YOUR GOAL
Print all of the data exactly.

(Dataset entries)
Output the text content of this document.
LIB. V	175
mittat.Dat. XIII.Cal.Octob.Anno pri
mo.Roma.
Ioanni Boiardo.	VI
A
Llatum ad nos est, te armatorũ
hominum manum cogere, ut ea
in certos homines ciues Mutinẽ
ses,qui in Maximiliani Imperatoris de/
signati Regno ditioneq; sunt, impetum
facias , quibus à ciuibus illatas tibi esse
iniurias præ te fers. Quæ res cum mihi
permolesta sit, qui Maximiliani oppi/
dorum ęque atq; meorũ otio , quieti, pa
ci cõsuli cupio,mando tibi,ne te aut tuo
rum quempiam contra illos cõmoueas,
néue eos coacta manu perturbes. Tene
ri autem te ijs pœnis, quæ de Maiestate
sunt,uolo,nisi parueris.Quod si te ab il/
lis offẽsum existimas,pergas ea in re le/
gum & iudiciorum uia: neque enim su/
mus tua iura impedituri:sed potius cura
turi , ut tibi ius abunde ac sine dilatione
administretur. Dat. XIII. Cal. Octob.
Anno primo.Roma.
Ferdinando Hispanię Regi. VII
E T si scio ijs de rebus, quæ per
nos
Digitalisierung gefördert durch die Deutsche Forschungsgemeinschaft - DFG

REPLY
Output the text content of this document.
LIB. V	175
mittat.Dat. XIII.Cal.Octob.Anno pri
mo.Roma.
Ioanni Boiardo.	VI
A
Llatum ad nos est, te armatorũ
hominum manum cogere, ut ea
in certos homines ciues Mutinẽ
ses,qui in Maximiliani Imperatoris de/
signati Regno ditioneq; sunt, impetum
facias , quibus à ciuibus illatas tibi esse
iniurias præ te fers. Quæ res cum mihi
permolesta sit, qui Maximiliani oppi/
dorum ęque atq; meorũ otio , quieti, pa
ci cõsuli cupio,mando tibi,ne te aut tuo
rum quempiam contra illos cõmoueas,
néue eos coacta manu perturbes. Tene
ri autem te ijs pœnis, quæ de Maiestate
sunt,uolo,nisi parueris.Quod si te ab il/
lis offẽsum existimas,pergas ea in re le/
gum & iudiciorum uia: neque enim su/
mus tua iura impedituri:sed potius cura
turi , ut tibi ius abunde ac sine dilatione
administretur. Dat. XIII. Cal. Octob.
Anno primo.Roma.
Ferdinando Hispanię Regi. VII
E T si scio ijs de rebus, quæ per
nos
Digitalisierung gefördert durch die Deutsche Forschungsgemeinschaft - DFG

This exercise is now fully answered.